== WHAT IS BEING ASKED ==
Can you write out all of the material below, word for word?

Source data
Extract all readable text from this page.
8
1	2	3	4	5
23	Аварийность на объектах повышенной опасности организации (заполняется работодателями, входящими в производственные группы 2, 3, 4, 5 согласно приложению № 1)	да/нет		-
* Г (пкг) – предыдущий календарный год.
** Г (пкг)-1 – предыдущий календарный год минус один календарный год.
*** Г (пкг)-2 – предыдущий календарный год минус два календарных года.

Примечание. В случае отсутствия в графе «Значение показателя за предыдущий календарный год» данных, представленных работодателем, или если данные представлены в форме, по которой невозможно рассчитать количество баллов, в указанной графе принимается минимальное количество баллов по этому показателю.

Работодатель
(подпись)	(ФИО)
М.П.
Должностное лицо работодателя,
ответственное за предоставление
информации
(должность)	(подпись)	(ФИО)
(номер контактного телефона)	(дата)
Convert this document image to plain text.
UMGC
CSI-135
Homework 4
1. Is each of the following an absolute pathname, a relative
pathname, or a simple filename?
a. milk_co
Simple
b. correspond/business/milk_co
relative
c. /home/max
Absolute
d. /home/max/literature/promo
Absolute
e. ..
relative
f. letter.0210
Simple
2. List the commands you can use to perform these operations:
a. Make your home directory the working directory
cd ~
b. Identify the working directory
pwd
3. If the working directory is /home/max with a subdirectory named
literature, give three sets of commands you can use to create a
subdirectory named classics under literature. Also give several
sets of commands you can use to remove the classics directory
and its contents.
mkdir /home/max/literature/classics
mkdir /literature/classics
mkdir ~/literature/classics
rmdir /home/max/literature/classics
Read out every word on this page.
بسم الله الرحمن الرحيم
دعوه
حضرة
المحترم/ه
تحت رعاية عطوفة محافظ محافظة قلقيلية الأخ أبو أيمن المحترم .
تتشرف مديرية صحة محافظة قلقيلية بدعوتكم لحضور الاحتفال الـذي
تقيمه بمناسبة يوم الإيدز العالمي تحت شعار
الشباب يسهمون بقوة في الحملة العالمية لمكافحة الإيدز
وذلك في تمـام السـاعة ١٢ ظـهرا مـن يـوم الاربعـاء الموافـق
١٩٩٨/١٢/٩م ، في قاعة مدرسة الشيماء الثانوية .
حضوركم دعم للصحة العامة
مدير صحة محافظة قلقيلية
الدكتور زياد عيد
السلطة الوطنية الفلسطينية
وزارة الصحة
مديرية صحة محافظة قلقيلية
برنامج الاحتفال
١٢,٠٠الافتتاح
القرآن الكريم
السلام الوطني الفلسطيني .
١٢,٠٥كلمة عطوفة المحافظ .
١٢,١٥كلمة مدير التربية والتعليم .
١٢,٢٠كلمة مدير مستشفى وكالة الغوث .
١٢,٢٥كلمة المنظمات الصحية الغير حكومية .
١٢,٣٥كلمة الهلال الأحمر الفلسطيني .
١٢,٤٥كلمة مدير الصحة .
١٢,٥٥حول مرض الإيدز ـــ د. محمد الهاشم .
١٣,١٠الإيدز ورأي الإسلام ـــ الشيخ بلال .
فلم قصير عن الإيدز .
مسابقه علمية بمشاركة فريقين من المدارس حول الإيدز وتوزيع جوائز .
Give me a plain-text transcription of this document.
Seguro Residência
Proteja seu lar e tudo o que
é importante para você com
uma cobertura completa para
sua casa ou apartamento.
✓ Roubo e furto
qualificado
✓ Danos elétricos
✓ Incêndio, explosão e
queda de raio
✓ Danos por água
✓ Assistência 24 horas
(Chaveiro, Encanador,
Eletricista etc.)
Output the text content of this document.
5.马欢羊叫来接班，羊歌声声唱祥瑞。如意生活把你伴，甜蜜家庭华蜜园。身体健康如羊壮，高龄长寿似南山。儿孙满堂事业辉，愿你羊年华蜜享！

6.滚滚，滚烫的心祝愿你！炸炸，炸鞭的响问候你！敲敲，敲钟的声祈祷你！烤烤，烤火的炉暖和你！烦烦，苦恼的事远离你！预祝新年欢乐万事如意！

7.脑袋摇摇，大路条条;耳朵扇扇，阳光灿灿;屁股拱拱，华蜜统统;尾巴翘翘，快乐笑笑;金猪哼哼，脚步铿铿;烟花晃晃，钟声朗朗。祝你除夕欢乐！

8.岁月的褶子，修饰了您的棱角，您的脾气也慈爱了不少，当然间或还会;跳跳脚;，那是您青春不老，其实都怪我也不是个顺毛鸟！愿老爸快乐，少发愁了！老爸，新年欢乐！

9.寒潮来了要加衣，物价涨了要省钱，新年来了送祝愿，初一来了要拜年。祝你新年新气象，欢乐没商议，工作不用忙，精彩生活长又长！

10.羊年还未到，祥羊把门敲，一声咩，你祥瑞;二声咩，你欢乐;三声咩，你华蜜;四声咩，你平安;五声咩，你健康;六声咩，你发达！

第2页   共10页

== ANSWER TO THIS TASK ==
Extract all readable text from this page.
8
1	2	3	4	5
23	Аварийность на объектах повышенной опасности организации (заполняется работодателями, входящими в производственные группы 2, 3, 4, 5 согласно приложению № 1)	да/нет		-
* Г (пкг) – предыдущий календарный год.
** Г (пкг)-1 – предыдущий календарный год минус один календарный год.
*** Г (пкг)-2 – предыдущий календарный год минус два календарных года.

Примечание. В случае отсутствия в графе «Значение показателя за предыдущий календарный год» данных, представленных работодателем, или если данные представлены в форме, по которой невозможно рассчитать количество баллов, в указанной графе принимается минимальное количество баллов по этому показателю.

Работодатель
(подпись)	(ФИО)
М.П.
Должностное лицо работодателя,
ответственное за предоставление
информации
(должность)	(подпись)	(ФИО)
(номер контактного телефона)	(дата)
Convert this document image to plain text.
UMGC
CSI-135
Homework 4
1. Is each of the following an absolute pathname, a relative
pathname, or a simple filename?
a. milk_co
Simple
b. correspond/business/milk_co
relative
c. /home/max
Absolute
d. /home/max/literature/promo
Absolute
e. ..
relative
f. letter.0210
Simple
2. List the commands you can use to perform these operations:
a. Make your home directory the working directory
cd ~
b. Identify the working directory
pwd
3. If the working directory is /home/max with a subdirectory named
literature, give three sets of commands you can use to create a
subdirectory named classics under literature. Also give several
sets of commands you can use to remove the classics directory
and its contents.
mkdir /home/max/literature/classics
mkdir /literature/classics
mkdir ~/literature/classics
rmdir /home/max/literature/classics
Read out every word on this page.
بسم الله الرحمن الرحيم
دعوه
حضرة
المحترم/ه
تحت رعاية عطوفة محافظ محافظة قلقيلية الأخ أبو أيمن المحترم .
تتشرف مديرية صحة محافظة قلقيلية بدعوتكم لحضور الاحتفال الـذي
تقيمه بمناسبة يوم الإيدز العالمي تحت شعار
الشباب يسهمون بقوة في الحملة العالمية لمكافحة الإيدز
وذلك في تمـام السـاعة ١٢ ظـهرا مـن يـوم الاربعـاء الموافـق
١٩٩٨/١٢/٩م ، في قاعة مدرسة الشيماء الثانوية .
حضوركم دعم للصحة العامة
مدير صحة محافظة قلقيلية
الدكتور زياد عيد
السلطة الوطنية الفلسطينية
وزارة الصحة
مديرية صحة محافظة قلقيلية
برنامج الاحتفال
١٢,٠٠الافتتاح
القرآن الكريم
السلام الوطني الفلسطيني .
١٢,٠٥كلمة عطوفة المحافظ .
١٢,١٥كلمة مدير التربية والتعليم .
١٢,٢٠كلمة مدير مستشفى وكالة الغوث .
١٢,٢٥كلمة المنظمات الصحية الغير حكومية .
١٢,٣٥كلمة الهلال الأحمر الفلسطيني .
١٢,٤٥كلمة مدير الصحة .
١٢,٥٥حول مرض الإيدز ـــ د. محمد الهاشم .
١٣,١٠الإيدز ورأي الإسلام ـــ الشيخ بلال .
فلم قصير عن الإيدز .
مسابقه علمية بمشاركة فريقين من المدارس حول الإيدز وتوزيع جوائز .
Give me a plain-text transcription of this document.
Seguro Residência
Proteja seu lar e tudo o que
é importante para você com
uma cobertura completa para
sua casa ou apartamento.
✓ Roubo e furto
qualificado
✓ Danos elétricos
✓ Incêndio, explosão e
queda de raio
✓ Danos por água
✓ Assistência 24 horas
(Chaveiro, Encanador,
Eletricista etc.)
Output the text content of this document.
5.马欢羊叫来接班，羊歌声声唱祥瑞。如意生活把你伴，甜蜜家庭华蜜园。身体健康如羊壮，高龄长寿似南山。儿孙满堂事业辉，愿你羊年华蜜享！

6.滚滚，滚烫的心祝愿你！炸炸，炸鞭的响问候你！敲敲，敲钟的声祈祷你！烤烤，烤火的炉暖和你！烦烦，苦恼的事远离你！预祝新年欢乐万事如意！

7.脑袋摇摇，大路条条;耳朵扇扇，阳光灿灿;屁股拱拱，华蜜统统;尾巴翘翘，快乐笑笑;金猪哼哼，脚步铿铿;烟花晃晃，钟声朗朗。祝你除夕欢乐！

8.岁月的褶子，修饰了您的棱角，您的脾气也慈爱了不少，当然间或还会;跳跳脚;，那是您青春不老，其实都怪我也不是个顺毛鸟！愿老爸快乐，少发愁了！老爸，新年欢乐！

9.寒潮来了要加衣，物价涨了要省钱，新年来了送祝愿，初一来了要拜年。祝你新年新气象，欢乐没商议，工作不用忙，精彩生活长又长！

10.羊年还未到，祥羊把门敲，一声咩，你祥瑞;二声咩，你欢乐;三声咩，你华蜜;四声咩，你平安;五声咩，你健康;六声咩，你发达！

第2页   共10页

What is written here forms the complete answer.